» **Task instructions**
Report how many lines contain "screenshot". Give the number and nothing else.

_ _ _ _ _ _ _

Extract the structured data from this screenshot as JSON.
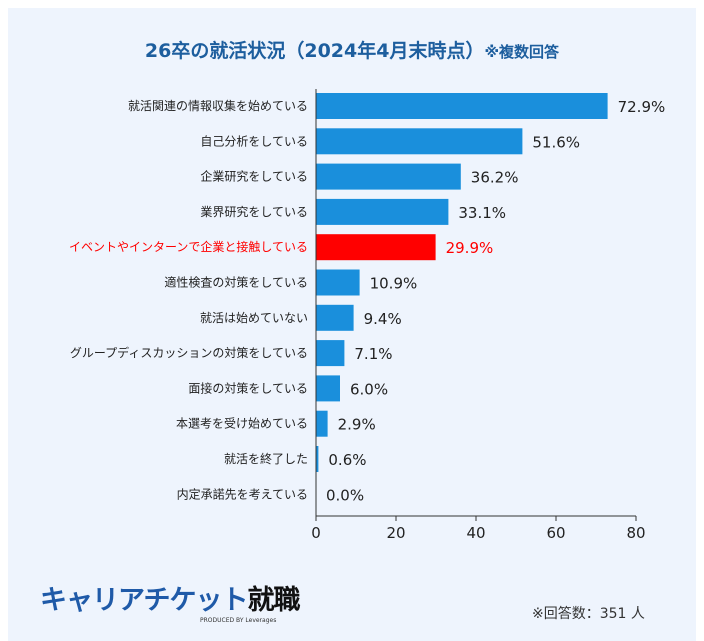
{
  "chart_data": {
    "type": "bar",
    "orientation": "horizontal",
    "title": "26卒の就活状況（2024年4月末時点）",
    "title_note": "※複数回答",
    "categories": [
      "就活関連の情報収集を始めている",
      "自己分析をしている",
      "企業研究をしている",
      "業界研究をしている",
      "イベントやインターンで企業と接触している",
      "適性検査の対策をしている",
      "就活は始めていない",
      "グループディスカッションの対策をしている",
      "面接の対策をしている",
      "本選考を受け始めている",
      "就活を終了した",
      "内定承諾先を考えている"
    ],
    "values": [
      72.9,
      51.6,
      36.2,
      33.1,
      29.9,
      10.9,
      9.4,
      7.1,
      6.0,
      2.9,
      0.6,
      0.0
    ],
    "data_labels": [
      "72.9%",
      "51.6%",
      "36.2%",
      "33.1%",
      "29.9%",
      "10.9%",
      "9.4%",
      "7.1%",
      "6.0%",
      "2.9%",
      "0.6%",
      "0.0%"
    ],
    "highlight_index": 4,
    "xlim": [
      0,
      80
    ],
    "x_ticks": [
      "0",
      "20",
      "40",
      "60",
      "80"
    ],
    "grid": false,
    "colors": {
      "bar": "#1a8fdc",
      "highlight": "#ff0000",
      "title": "#1d5e9e"
    }
  },
  "footer": {
    "logo_main": "キャリアチケット",
    "logo_kanji": "就職",
    "logo_sub": "PRODUCED BY Leverages",
    "respondents": "※回答数：351 人"
  }
}
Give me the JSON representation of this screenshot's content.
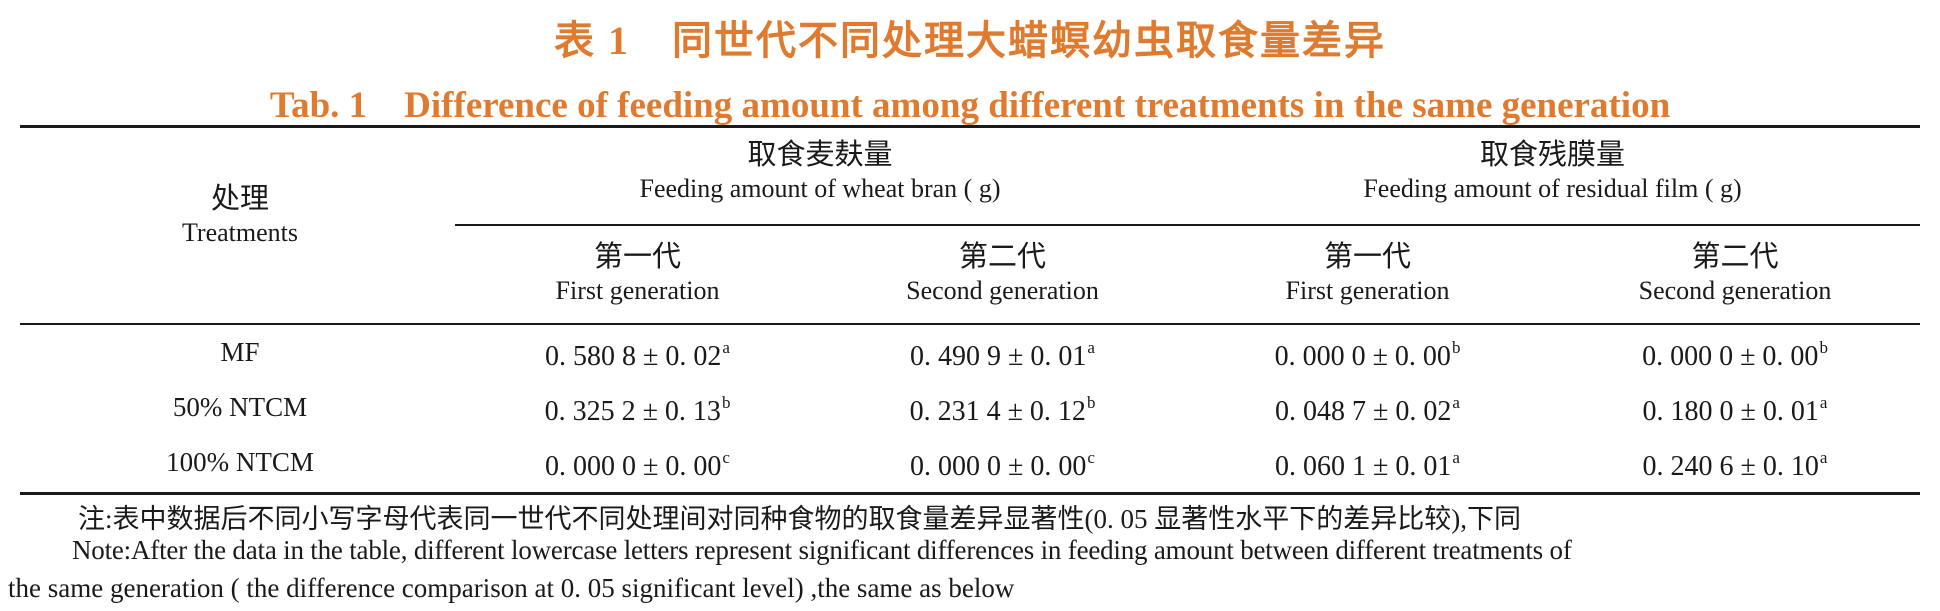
{
  "title": {
    "zh": "表 1　同世代不同处理大蜡螟幼虫取食量差异",
    "en": "Tab. 1　Difference of feeding amount among different treatments in the same generation"
  },
  "header": {
    "treatments_zh": "处理",
    "treatments_en": "Treatments",
    "group1_zh": "取食麦麸量",
    "group1_en": "Feeding amount of wheat bran ( g)",
    "group2_zh": "取食残膜量",
    "group2_en": "Feeding amount of residual film ( g)",
    "first_gen_zh": "第一代",
    "first_gen_en": "First generation",
    "second_gen_zh": "第二代",
    "second_gen_en": "Second generation"
  },
  "rows": [
    {
      "label": "MF",
      "values": [
        {
          "v": "0. 580 8 ± 0. 02",
          "s": "a"
        },
        {
          "v": "0. 490 9 ± 0. 01",
          "s": "a"
        },
        {
          "v": "0. 000 0 ± 0. 00",
          "s": "b"
        },
        {
          "v": "0. 000 0 ± 0. 00",
          "s": "b"
        }
      ]
    },
    {
      "label": "50% NTCM",
      "values": [
        {
          "v": "0. 325 2 ± 0. 13",
          "s": "b"
        },
        {
          "v": "0. 231 4 ± 0. 12",
          "s": "b"
        },
        {
          "v": "0. 048 7 ± 0. 02",
          "s": "a"
        },
        {
          "v": "0. 180 0 ± 0. 01",
          "s": "a"
        }
      ]
    },
    {
      "label": "100% NTCM",
      "values": [
        {
          "v": "0. 000 0 ± 0. 00",
          "s": "c"
        },
        {
          "v": "0. 000 0 ± 0. 00",
          "s": "c"
        },
        {
          "v": "0. 060 1 ± 0. 01",
          "s": "a"
        },
        {
          "v": "0. 240 6 ± 0. 10",
          "s": "a"
        }
      ]
    }
  ],
  "note": {
    "zh": "注:表中数据后不同小写字母代表同一世代不同处理间对同种食物的取食量差异显著性(0. 05 显著性水平下的差异比较),下同",
    "en_line1": "Note:After the data in the table, different lowercase letters represent significant differences in feeding amount between different treatments of",
    "en_line2": "the same generation ( the difference comparison at 0. 05 significant level) ,the same as below"
  }
}
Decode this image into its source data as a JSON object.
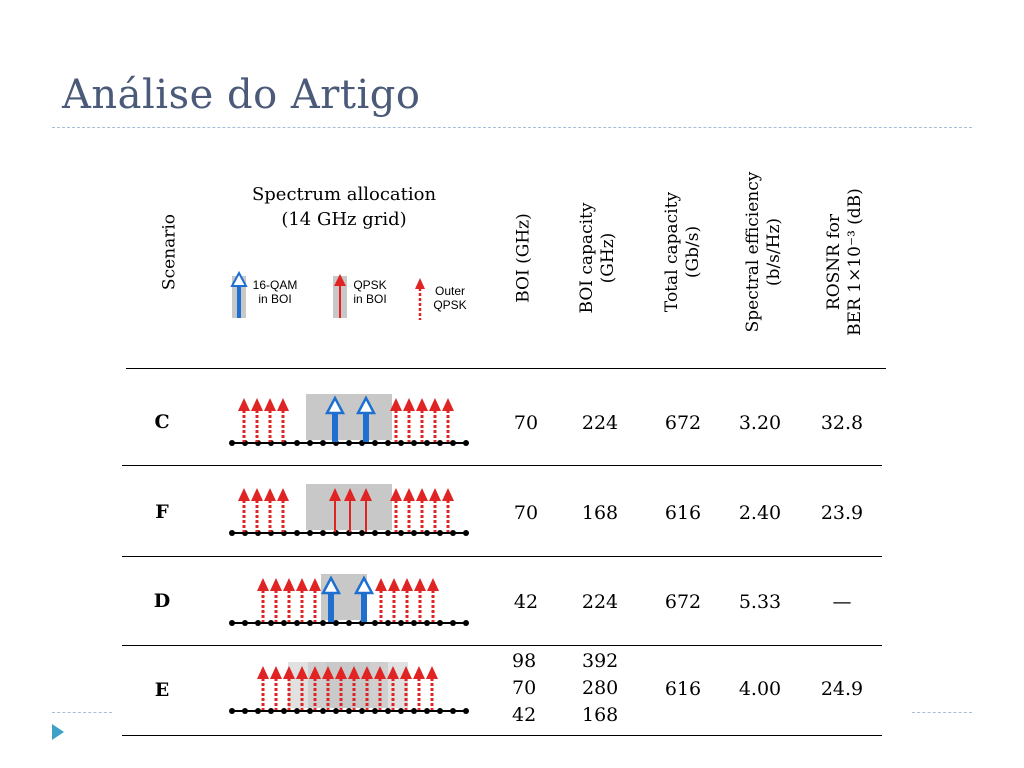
{
  "slide": {
    "title": "Análise do Artigo"
  },
  "table": {
    "headers": {
      "scenario": "Scenario",
      "spectrum_line1": "Spectrum allocation",
      "spectrum_line2": "(14 GHz grid)",
      "boi": "BOI (GHz)",
      "boi_capacity_l1": "BOI capacity",
      "boi_capacity_l2": "(GHz)",
      "total_capacity_l1": "Total capacity",
      "total_capacity_l2": "(Gb/s)",
      "spectral_eff_l1": "Spectral efficiency",
      "spectral_eff_l2": "(b/s/Hz)",
      "rosnr_l1": "ROSNR for",
      "rosnr_l2": "BER 1×10⁻³ (dB)"
    },
    "legend": {
      "qam16_l1": "16-QAM",
      "qam16_l2": "in BOI",
      "qpsk_l1": "QPSK",
      "qpsk_l2": "in BOI",
      "outer_l1": "Outer",
      "outer_l2": "QPSK"
    },
    "rows": [
      {
        "scenario": "C",
        "boi": "70",
        "boi_capacity": "224",
        "total_capacity": "672",
        "spectral_efficiency": "3.20",
        "rosnr": "32.8"
      },
      {
        "scenario": "F",
        "boi": "70",
        "boi_capacity": "168",
        "total_capacity": "616",
        "spectral_efficiency": "2.40",
        "rosnr": "23.9"
      },
      {
        "scenario": "D",
        "boi": "42",
        "boi_capacity": "224",
        "total_capacity": "672",
        "spectral_efficiency": "5.33",
        "rosnr": "—"
      },
      {
        "scenario": "E",
        "boi": [
          "98",
          "70",
          "42"
        ],
        "boi_capacity": [
          "392",
          "280",
          "168"
        ],
        "total_capacity": "616",
        "spectral_efficiency": "4.00",
        "rosnr": "24.9"
      }
    ]
  },
  "colors": {
    "title": "#4a5a78",
    "rule": "#a6bfd4",
    "qpsk_red": "#e02424",
    "qam_blue": "#1e6fd0",
    "boi_gray": "#c8c8c8",
    "bullet": "#3ca0c8"
  }
}
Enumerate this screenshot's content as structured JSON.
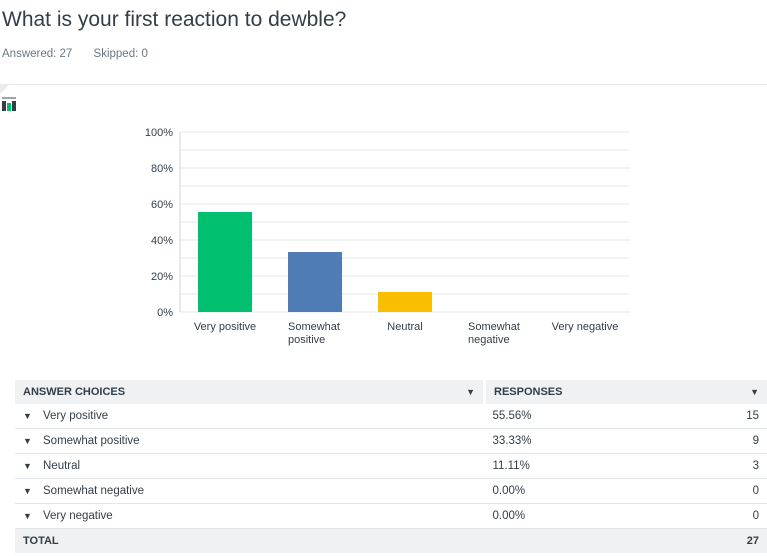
{
  "question": {
    "title": "What is your first reaction to dewble?",
    "answered_label": "Answered: 27",
    "skipped_label": "Skipped: 0"
  },
  "icons": {
    "chart_toggle": "bar-chart-icon",
    "sort": "caret-down-icon",
    "row_expand": "caret-down-icon"
  },
  "colors": {
    "very_positive": "#00bf6f",
    "somewhat_positive": "#507cb6",
    "neutral": "#f9be00",
    "somewhat_negative": "#6bc8cd",
    "very_negative": "#ff8b4f"
  },
  "chart_data": {
    "type": "bar",
    "categories": [
      "Very positive",
      "Somewhat positive",
      "Neutral",
      "Somewhat negative",
      "Very negative"
    ],
    "values": [
      55.56,
      33.33,
      11.11,
      0,
      0
    ],
    "ylim": [
      0,
      100
    ],
    "yticks": [
      "0%",
      "20%",
      "40%",
      "60%",
      "80%",
      "100%"
    ],
    "grid": true,
    "title": "",
    "xlabel": "",
    "ylabel": ""
  },
  "table": {
    "headers": {
      "choices": "ANSWER CHOICES",
      "responses": "RESPONSES"
    },
    "rows": [
      {
        "label": "Very positive",
        "percent": "55.56%",
        "count": "15"
      },
      {
        "label": "Somewhat positive",
        "percent": "33.33%",
        "count": "9"
      },
      {
        "label": "Neutral",
        "percent": "11.11%",
        "count": "3"
      },
      {
        "label": "Somewhat negative",
        "percent": "0.00%",
        "count": "0"
      },
      {
        "label": "Very negative",
        "percent": "0.00%",
        "count": "0"
      }
    ],
    "total": {
      "label": "TOTAL",
      "count": "27"
    }
  }
}
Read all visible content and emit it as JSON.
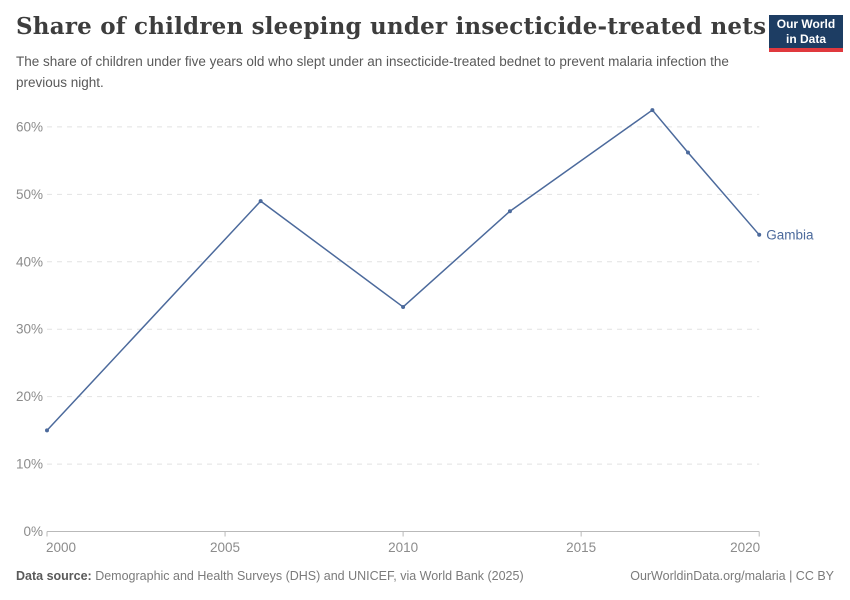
{
  "header": {
    "title": "Share of children sleeping under insecticide-treated nets",
    "subtitle": "The share of children under five years old who slept under an insecticide-treated bednet to prevent malaria infection the previous night.",
    "logo": {
      "line1": "Our World",
      "line2": "in Data",
      "bg_color": "#1d3d63",
      "accent_color": "#e0393e"
    }
  },
  "chart_data": {
    "type": "line",
    "title": "Share of children sleeping under insecticide-treated nets",
    "xlabel": "",
    "ylabel": "",
    "xlim": [
      2000,
      2020
    ],
    "ylim": [
      0,
      65
    ],
    "grid": "horizontal dashed",
    "legend_position": "end-of-line label",
    "x_ticks": [
      {
        "value": 2000,
        "label": "2000"
      },
      {
        "value": 2005,
        "label": "2005"
      },
      {
        "value": 2010,
        "label": "2010"
      },
      {
        "value": 2015,
        "label": "2015"
      },
      {
        "value": 2020,
        "label": "2020"
      }
    ],
    "y_ticks": [
      {
        "value": 0,
        "label": "0%"
      },
      {
        "value": 10,
        "label": "10%"
      },
      {
        "value": 20,
        "label": "20%"
      },
      {
        "value": 30,
        "label": "30%"
      },
      {
        "value": 40,
        "label": "40%"
      },
      {
        "value": 50,
        "label": "50%"
      },
      {
        "value": 60,
        "label": "60%"
      }
    ],
    "series": [
      {
        "name": "Gambia",
        "color": "#4c6a9c",
        "x": [
          2000,
          2006,
          2010,
          2013,
          2017,
          2018,
          2020
        ],
        "values": [
          15,
          49,
          33.3,
          47.5,
          62.5,
          56.2,
          44
        ]
      }
    ],
    "colors": {
      "gridline": "#e2e2e2",
      "axis": "#b9b9b9",
      "tick_label": "#8c8c8c"
    }
  },
  "footer": {
    "source_label": "Data source:",
    "source_text": " Demographic and Health Surveys (DHS) and UNICEF, via World Bank (2025)",
    "rights": "OurWorldinData.org/malaria | CC BY"
  }
}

_ _ _ _ _ _ _

» **Written solution**
3